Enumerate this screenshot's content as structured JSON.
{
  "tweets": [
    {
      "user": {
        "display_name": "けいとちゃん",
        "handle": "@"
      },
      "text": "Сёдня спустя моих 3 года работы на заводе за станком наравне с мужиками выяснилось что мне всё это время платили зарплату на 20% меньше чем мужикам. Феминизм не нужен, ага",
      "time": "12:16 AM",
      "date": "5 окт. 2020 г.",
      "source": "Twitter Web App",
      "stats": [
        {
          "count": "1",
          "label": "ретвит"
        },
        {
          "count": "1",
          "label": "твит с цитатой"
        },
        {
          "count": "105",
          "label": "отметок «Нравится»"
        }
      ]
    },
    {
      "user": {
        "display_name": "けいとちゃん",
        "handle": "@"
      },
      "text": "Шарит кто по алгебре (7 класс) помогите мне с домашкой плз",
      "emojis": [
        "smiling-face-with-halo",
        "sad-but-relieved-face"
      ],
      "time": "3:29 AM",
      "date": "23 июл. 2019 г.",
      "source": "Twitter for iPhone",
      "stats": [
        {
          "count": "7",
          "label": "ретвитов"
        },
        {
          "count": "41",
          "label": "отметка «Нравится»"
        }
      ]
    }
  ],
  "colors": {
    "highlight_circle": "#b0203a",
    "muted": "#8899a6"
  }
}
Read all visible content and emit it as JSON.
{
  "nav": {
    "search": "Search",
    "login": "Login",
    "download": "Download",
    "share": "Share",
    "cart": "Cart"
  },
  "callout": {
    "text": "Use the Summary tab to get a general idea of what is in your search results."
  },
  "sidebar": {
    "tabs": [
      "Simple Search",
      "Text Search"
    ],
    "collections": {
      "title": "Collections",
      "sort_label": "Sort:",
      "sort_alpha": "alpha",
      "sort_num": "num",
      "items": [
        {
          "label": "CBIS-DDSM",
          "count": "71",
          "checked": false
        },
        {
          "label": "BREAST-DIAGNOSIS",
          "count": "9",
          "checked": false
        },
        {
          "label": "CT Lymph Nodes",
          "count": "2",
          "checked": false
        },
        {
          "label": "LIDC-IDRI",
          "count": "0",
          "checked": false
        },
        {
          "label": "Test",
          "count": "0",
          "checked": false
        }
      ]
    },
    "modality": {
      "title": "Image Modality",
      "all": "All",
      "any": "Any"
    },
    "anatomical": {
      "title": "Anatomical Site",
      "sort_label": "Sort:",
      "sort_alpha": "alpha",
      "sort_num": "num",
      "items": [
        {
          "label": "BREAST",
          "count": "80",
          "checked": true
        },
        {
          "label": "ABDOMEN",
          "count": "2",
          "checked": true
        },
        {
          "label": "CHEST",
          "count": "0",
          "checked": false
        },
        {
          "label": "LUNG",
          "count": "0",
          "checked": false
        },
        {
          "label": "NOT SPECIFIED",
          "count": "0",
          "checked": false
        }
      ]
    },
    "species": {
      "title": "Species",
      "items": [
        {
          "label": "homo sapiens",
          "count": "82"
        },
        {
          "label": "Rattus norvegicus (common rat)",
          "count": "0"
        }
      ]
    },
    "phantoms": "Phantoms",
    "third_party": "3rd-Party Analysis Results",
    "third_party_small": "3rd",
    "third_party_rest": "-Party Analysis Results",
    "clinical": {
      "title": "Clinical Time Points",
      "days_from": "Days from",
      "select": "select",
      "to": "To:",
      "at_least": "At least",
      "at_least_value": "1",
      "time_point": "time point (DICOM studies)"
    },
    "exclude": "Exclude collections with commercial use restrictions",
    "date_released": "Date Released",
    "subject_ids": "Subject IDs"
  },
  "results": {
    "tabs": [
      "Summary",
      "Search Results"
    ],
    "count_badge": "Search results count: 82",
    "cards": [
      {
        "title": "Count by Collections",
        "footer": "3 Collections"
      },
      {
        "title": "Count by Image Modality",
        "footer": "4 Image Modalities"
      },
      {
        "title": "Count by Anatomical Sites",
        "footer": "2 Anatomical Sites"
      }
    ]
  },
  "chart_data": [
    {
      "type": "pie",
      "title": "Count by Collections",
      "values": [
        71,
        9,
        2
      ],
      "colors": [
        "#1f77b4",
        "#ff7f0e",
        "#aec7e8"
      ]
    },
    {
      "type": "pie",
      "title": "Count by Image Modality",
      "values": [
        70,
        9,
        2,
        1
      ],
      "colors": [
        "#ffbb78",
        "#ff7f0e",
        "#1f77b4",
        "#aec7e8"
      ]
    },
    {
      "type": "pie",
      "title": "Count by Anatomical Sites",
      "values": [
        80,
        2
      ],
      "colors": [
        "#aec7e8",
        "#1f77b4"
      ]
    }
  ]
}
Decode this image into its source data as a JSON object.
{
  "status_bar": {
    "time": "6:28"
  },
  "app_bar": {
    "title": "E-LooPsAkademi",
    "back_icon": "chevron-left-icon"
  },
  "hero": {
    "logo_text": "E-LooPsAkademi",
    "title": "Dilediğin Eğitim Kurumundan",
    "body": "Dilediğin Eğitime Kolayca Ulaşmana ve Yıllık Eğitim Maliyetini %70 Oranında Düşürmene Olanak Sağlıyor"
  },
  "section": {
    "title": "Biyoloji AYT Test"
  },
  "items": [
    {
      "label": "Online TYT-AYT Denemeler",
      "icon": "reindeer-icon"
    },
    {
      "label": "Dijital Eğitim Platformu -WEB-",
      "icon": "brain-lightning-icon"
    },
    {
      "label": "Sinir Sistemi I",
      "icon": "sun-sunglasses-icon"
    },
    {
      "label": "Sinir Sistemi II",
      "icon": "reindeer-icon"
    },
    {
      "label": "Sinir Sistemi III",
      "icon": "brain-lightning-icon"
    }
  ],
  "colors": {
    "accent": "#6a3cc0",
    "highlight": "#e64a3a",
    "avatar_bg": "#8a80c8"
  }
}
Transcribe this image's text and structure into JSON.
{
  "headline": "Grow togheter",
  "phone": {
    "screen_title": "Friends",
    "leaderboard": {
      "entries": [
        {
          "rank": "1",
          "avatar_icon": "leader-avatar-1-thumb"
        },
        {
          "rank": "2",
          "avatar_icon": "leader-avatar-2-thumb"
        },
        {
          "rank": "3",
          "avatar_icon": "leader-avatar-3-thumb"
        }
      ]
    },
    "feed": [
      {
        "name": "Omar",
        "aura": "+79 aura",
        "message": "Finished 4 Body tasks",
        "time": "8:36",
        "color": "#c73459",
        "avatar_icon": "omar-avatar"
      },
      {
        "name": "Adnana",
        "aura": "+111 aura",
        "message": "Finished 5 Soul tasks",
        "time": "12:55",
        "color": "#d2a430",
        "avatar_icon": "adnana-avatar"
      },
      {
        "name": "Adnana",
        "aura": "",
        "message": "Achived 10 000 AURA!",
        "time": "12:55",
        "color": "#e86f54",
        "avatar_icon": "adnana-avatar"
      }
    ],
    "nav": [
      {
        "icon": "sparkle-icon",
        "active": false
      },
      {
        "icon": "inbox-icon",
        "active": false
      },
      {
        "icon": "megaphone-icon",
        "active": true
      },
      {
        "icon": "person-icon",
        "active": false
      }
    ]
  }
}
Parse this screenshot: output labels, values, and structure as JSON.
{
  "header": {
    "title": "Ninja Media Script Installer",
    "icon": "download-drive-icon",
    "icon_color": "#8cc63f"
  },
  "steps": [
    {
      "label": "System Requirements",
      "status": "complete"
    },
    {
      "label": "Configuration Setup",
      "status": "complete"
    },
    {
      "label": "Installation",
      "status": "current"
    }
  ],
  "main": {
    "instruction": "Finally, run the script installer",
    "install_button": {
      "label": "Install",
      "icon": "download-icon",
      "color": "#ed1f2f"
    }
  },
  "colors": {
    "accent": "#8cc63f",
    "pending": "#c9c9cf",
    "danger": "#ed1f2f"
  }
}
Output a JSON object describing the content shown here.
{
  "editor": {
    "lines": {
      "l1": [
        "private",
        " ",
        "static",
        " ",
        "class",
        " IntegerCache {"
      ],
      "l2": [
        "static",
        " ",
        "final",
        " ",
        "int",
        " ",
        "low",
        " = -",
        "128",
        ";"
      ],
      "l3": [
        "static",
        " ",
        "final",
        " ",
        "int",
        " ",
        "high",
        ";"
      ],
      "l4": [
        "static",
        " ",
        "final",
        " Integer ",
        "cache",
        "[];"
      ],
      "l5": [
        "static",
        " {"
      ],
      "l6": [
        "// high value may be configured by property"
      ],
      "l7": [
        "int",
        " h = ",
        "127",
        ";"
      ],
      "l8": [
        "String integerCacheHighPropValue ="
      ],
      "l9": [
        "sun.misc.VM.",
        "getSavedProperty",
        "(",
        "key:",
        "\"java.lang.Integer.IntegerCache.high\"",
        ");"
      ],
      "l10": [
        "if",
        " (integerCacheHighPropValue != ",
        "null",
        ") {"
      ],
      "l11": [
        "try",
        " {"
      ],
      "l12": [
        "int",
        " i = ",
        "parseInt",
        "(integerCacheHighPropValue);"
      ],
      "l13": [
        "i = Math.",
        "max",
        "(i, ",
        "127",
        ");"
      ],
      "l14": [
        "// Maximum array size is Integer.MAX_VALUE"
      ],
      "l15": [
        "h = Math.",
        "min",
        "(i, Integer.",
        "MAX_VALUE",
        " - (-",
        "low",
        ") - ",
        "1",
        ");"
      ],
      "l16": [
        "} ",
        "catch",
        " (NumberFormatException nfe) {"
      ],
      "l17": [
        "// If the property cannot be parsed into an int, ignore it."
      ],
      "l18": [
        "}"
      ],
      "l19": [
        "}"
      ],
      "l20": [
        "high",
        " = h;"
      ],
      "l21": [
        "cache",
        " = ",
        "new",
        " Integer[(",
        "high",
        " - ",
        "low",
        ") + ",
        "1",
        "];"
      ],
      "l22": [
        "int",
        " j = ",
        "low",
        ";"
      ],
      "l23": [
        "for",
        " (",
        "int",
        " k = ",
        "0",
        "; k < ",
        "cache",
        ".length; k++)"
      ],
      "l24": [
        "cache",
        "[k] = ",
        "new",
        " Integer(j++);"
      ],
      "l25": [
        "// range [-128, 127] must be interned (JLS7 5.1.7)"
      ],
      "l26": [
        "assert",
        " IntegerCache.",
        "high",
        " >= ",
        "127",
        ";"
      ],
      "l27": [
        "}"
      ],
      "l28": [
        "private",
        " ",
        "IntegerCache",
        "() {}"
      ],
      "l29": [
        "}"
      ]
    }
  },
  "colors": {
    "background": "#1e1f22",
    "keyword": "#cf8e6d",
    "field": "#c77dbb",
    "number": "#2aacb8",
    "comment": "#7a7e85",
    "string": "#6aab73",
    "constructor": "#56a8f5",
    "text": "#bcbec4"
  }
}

-------------------------

SET EXERCISE. Going through the records above, state how many lines carry "message", with no other text.

COMPLETE OUTPUT. 3